-- START TASK MATERIAL --

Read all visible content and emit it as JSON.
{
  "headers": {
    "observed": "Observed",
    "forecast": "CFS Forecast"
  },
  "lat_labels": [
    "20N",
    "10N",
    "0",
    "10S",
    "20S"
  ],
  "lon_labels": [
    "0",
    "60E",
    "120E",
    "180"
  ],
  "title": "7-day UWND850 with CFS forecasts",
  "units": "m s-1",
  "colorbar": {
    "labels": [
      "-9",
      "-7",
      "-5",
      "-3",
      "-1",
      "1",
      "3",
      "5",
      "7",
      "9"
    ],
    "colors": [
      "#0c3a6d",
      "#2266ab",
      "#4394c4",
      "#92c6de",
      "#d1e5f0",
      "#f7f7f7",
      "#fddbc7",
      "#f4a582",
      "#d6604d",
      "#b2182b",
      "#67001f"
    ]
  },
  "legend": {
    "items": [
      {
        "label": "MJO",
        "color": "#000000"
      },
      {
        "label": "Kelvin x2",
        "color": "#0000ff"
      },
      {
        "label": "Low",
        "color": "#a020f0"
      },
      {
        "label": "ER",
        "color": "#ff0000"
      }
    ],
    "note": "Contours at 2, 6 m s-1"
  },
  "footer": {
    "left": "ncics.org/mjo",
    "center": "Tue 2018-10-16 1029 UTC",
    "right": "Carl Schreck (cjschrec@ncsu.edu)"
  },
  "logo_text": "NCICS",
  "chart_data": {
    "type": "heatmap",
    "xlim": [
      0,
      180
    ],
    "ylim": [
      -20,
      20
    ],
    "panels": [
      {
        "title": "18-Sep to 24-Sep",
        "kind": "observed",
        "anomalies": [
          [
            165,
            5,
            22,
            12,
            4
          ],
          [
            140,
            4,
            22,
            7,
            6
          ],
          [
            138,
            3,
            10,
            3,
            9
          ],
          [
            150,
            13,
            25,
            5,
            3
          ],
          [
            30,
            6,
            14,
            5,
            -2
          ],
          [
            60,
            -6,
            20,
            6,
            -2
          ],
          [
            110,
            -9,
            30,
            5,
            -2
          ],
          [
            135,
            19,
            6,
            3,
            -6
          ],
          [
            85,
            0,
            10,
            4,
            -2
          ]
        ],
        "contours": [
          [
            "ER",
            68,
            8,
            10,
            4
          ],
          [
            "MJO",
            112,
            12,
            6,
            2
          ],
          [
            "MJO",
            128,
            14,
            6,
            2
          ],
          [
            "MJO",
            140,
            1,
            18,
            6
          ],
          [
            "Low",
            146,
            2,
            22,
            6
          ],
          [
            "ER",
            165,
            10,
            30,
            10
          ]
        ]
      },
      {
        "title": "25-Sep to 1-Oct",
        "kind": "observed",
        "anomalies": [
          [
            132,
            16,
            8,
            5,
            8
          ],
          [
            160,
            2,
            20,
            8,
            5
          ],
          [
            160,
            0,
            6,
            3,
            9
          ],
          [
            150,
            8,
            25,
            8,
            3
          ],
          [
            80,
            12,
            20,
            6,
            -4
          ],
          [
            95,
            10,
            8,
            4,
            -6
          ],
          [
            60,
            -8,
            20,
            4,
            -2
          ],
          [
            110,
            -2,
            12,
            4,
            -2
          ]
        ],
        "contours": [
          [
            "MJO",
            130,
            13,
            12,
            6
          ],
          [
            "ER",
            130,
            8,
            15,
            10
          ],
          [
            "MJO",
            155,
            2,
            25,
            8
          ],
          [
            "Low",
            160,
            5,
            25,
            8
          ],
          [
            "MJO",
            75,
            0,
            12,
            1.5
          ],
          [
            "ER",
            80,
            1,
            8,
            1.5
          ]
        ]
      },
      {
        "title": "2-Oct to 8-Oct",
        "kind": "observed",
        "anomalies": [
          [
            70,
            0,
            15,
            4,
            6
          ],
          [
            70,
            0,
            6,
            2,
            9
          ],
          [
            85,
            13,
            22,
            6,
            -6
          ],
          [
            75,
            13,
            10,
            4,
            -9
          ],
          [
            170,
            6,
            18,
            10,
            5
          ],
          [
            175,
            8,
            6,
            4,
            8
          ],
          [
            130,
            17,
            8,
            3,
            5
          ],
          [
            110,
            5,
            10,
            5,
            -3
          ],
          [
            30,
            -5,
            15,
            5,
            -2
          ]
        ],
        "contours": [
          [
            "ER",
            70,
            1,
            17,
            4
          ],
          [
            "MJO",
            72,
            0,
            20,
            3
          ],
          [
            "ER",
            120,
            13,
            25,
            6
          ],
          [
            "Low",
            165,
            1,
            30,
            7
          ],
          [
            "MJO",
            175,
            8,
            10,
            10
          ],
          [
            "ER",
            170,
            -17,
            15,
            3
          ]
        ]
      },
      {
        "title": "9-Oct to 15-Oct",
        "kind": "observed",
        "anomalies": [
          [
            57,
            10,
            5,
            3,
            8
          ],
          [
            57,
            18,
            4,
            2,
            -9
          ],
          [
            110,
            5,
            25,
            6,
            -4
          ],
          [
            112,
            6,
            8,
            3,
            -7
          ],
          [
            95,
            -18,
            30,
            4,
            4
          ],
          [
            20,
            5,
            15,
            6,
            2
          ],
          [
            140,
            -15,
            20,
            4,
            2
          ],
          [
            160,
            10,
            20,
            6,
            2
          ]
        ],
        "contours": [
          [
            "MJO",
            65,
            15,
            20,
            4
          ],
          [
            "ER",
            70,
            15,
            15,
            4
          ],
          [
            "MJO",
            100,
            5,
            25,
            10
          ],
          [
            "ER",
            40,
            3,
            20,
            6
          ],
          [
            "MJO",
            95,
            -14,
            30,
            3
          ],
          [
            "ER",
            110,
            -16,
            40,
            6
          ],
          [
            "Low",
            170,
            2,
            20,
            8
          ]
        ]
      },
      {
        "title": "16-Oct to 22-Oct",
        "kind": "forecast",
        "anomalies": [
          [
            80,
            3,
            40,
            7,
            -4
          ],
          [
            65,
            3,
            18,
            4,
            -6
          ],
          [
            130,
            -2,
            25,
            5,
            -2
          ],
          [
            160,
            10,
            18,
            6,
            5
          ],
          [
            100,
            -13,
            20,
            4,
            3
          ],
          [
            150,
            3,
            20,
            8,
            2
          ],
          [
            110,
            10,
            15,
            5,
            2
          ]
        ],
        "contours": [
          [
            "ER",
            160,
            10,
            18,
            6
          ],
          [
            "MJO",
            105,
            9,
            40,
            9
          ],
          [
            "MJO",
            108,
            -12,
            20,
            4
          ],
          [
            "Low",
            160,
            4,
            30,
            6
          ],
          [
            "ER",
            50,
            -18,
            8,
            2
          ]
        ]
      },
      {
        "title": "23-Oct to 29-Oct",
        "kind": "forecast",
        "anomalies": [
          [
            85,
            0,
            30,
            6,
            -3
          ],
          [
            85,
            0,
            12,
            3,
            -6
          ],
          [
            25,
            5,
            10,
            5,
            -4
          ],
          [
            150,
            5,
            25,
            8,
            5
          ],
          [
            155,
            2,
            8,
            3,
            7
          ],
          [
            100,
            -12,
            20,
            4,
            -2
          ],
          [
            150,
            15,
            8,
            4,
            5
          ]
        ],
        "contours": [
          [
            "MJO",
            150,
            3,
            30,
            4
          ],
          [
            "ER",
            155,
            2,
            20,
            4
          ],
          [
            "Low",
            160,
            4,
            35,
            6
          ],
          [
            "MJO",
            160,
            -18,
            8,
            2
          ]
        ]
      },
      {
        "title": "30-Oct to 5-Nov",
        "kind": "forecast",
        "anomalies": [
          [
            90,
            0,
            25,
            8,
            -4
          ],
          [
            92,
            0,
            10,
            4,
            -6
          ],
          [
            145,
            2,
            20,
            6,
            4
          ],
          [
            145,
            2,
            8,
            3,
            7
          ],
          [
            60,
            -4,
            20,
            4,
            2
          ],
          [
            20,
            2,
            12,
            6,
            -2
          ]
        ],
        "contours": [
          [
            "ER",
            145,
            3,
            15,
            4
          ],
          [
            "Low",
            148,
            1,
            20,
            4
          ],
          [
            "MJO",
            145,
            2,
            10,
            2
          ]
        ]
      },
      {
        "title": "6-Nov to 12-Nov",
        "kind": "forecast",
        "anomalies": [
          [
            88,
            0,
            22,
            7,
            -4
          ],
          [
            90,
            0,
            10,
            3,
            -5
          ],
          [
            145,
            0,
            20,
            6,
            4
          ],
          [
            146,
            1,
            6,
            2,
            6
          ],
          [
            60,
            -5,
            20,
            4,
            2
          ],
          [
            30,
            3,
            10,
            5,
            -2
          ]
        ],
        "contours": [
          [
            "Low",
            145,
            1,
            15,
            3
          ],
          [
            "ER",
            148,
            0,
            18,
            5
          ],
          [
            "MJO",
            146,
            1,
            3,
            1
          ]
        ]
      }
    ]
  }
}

-- END TASK MATERIAL --

* **WHAT TO PRODUCE**: Read through the lines above and collect those that contain the string "title".

* **SOLUTION**:
  "title": "7-day UWND850 with CFS forecasts",
        "title": "18-Sep to 24-Sep",
        "title": "25-Sep to 1-Oct",
        "title": "2-Oct to 8-Oct",
        "title": "9-Oct to 15-Oct",
        "title": "16-Oct to 22-Oct",
        "title": "23-Oct to 29-Oct",
        "title": "30-Oct to 5-Nov",
        "title": "6-Nov to 12-Nov",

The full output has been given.